Set problem — Look below. Copy each line that has "this" in it.

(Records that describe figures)
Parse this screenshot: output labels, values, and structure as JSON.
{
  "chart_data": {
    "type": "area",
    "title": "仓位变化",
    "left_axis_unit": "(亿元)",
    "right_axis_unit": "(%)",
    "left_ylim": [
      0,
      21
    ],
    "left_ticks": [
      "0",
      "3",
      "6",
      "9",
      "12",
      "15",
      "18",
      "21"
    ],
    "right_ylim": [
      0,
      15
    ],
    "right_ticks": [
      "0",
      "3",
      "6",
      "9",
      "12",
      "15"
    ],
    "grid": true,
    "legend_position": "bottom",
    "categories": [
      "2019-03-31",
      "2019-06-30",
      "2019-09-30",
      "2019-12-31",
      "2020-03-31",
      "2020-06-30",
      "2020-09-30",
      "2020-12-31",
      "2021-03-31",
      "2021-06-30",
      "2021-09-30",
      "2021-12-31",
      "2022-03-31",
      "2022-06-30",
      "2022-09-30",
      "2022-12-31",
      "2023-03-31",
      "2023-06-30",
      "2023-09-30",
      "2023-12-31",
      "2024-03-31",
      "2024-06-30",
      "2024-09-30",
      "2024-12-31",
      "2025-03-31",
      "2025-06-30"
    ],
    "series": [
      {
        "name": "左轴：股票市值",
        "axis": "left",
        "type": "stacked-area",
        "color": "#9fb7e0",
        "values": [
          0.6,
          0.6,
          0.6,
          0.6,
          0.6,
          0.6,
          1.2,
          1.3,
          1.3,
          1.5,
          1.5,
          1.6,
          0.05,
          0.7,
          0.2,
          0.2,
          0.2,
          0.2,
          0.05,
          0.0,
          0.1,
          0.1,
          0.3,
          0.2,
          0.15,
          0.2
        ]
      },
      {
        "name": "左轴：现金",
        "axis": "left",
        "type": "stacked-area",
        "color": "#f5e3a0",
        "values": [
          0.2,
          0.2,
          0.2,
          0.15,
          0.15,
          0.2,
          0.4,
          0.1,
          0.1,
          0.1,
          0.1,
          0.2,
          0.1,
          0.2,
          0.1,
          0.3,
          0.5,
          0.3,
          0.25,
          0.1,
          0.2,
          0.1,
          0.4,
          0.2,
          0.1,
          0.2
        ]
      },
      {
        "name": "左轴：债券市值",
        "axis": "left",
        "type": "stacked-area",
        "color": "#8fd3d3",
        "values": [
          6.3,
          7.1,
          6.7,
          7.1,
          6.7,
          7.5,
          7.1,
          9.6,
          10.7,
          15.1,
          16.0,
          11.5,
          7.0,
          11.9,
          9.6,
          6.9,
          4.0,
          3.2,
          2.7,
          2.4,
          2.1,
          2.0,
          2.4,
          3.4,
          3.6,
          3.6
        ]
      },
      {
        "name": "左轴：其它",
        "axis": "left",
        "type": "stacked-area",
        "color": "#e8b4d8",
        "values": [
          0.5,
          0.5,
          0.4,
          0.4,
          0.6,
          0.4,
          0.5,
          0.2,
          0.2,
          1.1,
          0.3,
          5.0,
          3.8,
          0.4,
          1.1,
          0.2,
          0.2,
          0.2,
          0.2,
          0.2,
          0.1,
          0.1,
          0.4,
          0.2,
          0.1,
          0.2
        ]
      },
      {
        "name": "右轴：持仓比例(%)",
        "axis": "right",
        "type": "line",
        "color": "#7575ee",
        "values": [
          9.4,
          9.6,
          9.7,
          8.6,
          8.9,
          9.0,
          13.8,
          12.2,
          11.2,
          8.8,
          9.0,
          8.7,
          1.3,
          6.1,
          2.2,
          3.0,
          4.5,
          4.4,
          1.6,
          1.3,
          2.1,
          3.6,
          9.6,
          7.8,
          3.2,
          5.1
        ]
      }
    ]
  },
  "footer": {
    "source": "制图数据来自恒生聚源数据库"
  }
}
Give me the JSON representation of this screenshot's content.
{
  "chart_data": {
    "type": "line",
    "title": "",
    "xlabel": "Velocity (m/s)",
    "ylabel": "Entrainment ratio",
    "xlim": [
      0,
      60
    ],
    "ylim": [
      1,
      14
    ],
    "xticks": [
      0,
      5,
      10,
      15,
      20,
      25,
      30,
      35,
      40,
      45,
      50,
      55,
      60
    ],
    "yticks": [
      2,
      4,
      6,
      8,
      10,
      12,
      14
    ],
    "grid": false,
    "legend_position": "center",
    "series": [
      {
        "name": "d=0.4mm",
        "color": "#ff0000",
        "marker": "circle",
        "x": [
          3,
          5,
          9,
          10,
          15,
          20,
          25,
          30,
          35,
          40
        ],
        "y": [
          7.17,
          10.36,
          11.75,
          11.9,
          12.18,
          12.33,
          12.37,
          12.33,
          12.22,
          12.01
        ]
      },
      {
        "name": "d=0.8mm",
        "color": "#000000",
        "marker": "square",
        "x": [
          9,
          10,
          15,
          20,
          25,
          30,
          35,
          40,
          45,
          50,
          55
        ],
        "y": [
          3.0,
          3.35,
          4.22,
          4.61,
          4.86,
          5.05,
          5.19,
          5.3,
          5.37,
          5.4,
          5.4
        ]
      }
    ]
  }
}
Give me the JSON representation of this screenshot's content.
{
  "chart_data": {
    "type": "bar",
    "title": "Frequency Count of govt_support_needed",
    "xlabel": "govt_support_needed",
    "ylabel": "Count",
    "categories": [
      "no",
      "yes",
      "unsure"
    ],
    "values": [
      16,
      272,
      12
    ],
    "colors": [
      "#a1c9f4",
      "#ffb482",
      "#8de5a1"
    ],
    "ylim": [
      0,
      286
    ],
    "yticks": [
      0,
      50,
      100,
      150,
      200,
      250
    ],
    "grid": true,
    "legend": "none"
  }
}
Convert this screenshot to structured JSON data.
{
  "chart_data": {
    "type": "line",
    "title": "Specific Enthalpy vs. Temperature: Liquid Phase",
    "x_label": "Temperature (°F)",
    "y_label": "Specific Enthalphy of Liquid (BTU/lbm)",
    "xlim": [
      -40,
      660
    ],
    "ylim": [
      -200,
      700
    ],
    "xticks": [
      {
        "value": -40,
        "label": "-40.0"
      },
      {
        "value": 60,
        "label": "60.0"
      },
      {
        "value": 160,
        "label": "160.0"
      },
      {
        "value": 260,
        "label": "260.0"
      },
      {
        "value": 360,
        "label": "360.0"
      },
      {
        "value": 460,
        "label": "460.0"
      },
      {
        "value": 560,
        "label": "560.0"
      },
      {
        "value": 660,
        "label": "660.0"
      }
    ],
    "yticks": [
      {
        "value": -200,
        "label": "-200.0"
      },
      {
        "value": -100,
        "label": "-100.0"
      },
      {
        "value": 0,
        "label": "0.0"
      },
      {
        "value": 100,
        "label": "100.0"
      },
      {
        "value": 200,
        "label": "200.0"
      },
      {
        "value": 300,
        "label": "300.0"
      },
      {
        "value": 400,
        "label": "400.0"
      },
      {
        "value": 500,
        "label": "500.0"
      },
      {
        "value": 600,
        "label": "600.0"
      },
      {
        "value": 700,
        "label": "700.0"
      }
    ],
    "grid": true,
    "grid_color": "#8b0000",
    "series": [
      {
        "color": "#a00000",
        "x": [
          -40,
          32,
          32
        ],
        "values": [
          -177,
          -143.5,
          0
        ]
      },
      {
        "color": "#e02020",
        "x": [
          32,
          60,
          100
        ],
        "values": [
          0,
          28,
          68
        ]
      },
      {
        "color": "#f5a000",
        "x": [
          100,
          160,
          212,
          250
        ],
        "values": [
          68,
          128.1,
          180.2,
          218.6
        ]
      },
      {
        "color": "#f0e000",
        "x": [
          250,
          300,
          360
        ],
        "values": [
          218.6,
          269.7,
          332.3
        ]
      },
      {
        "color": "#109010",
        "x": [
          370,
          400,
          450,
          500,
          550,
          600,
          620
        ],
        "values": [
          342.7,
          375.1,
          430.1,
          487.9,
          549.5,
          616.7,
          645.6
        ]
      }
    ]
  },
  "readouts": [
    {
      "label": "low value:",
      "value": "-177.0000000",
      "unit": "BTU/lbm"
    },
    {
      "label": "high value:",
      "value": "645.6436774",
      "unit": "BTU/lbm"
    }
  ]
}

Answer to the problem —
Parse this screenshot: output labels, values, and structure as JSON.
Give me the JSON representation of this screenshot's content.
Give me the JSON representation of this screenshot's content.
Convert this screenshot to structured JSON data.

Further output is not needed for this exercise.